= Provided entries =
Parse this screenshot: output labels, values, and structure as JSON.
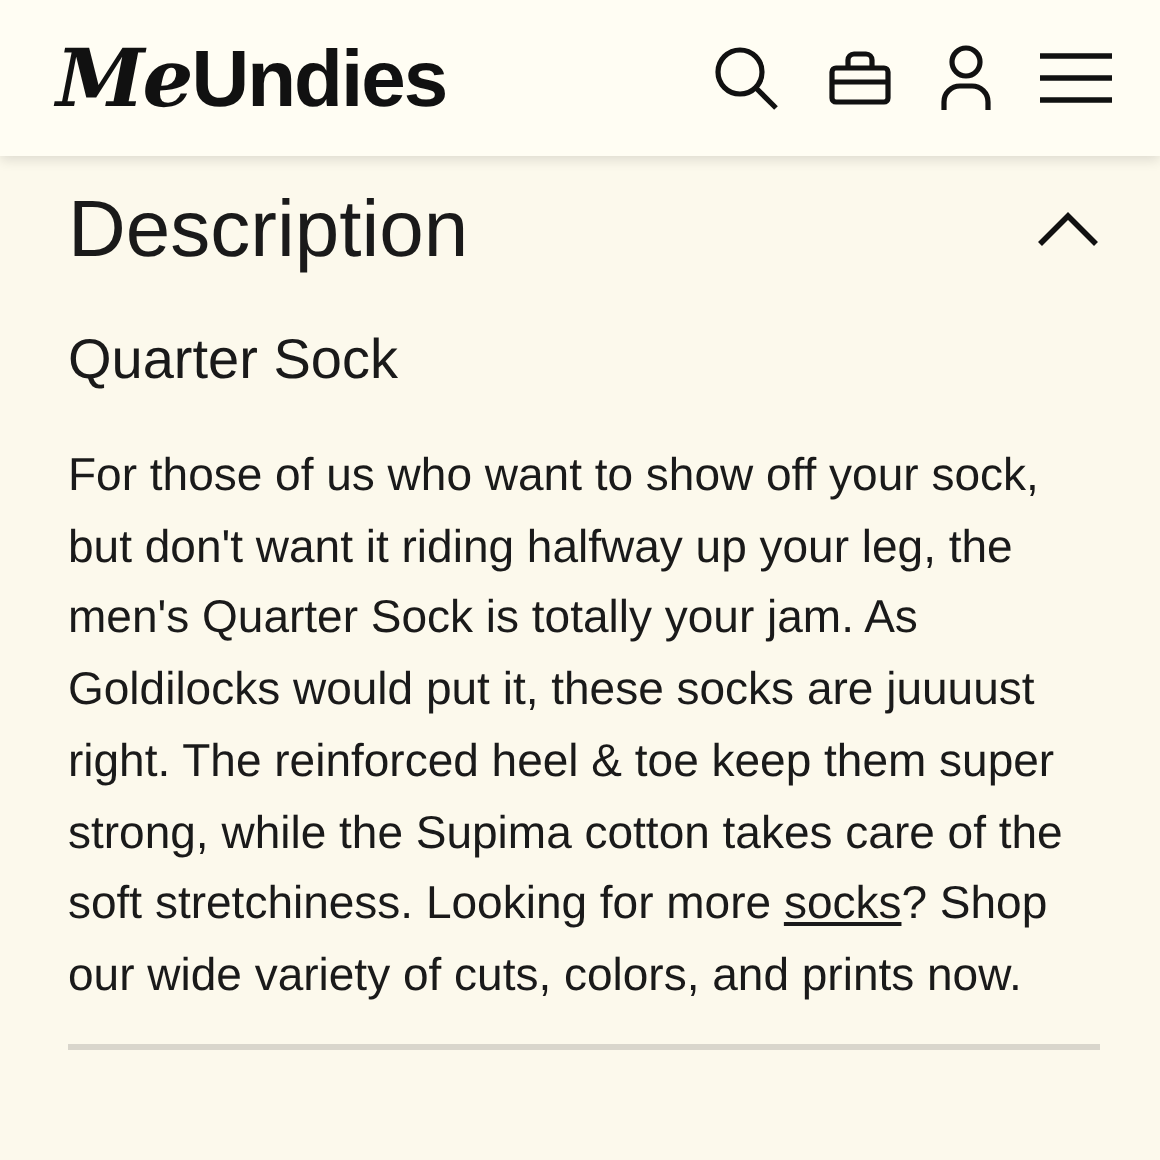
{
  "header": {
    "logo_script": "Me",
    "logo_bold": "Undies"
  },
  "section": {
    "title": "Description",
    "expanded": true,
    "subtitle": "Quarter Sock",
    "text_before": "For those of us who want to show off your sock, but don't want it riding halfway up your leg, the men's Quarter Sock is totally your jam. As Goldilocks would put it, these socks are juuuust right. The reinforced heel & toe keep them super strong, while the Supima cotton takes care of the soft stretchiness. Looking for more ",
    "link": "socks",
    "text_after": "? Shop our wide variety of cuts, colors, and prints now."
  }
}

= Short exercise =
Search the entries for the string "Quarter" and collect each line that has it.

= Exercise response =
    "subtitle": "Quarter Sock",
    "text_before": "For those of us who want to show off your sock, but don't want it riding halfway up your leg, the men's Quarter Sock is totally your jam. As Goldilocks would put it, these socks are juuuust right. The reinforced heel & toe keep them super strong, while the Supima cotton takes care of the soft stretchiness. Looking for more ",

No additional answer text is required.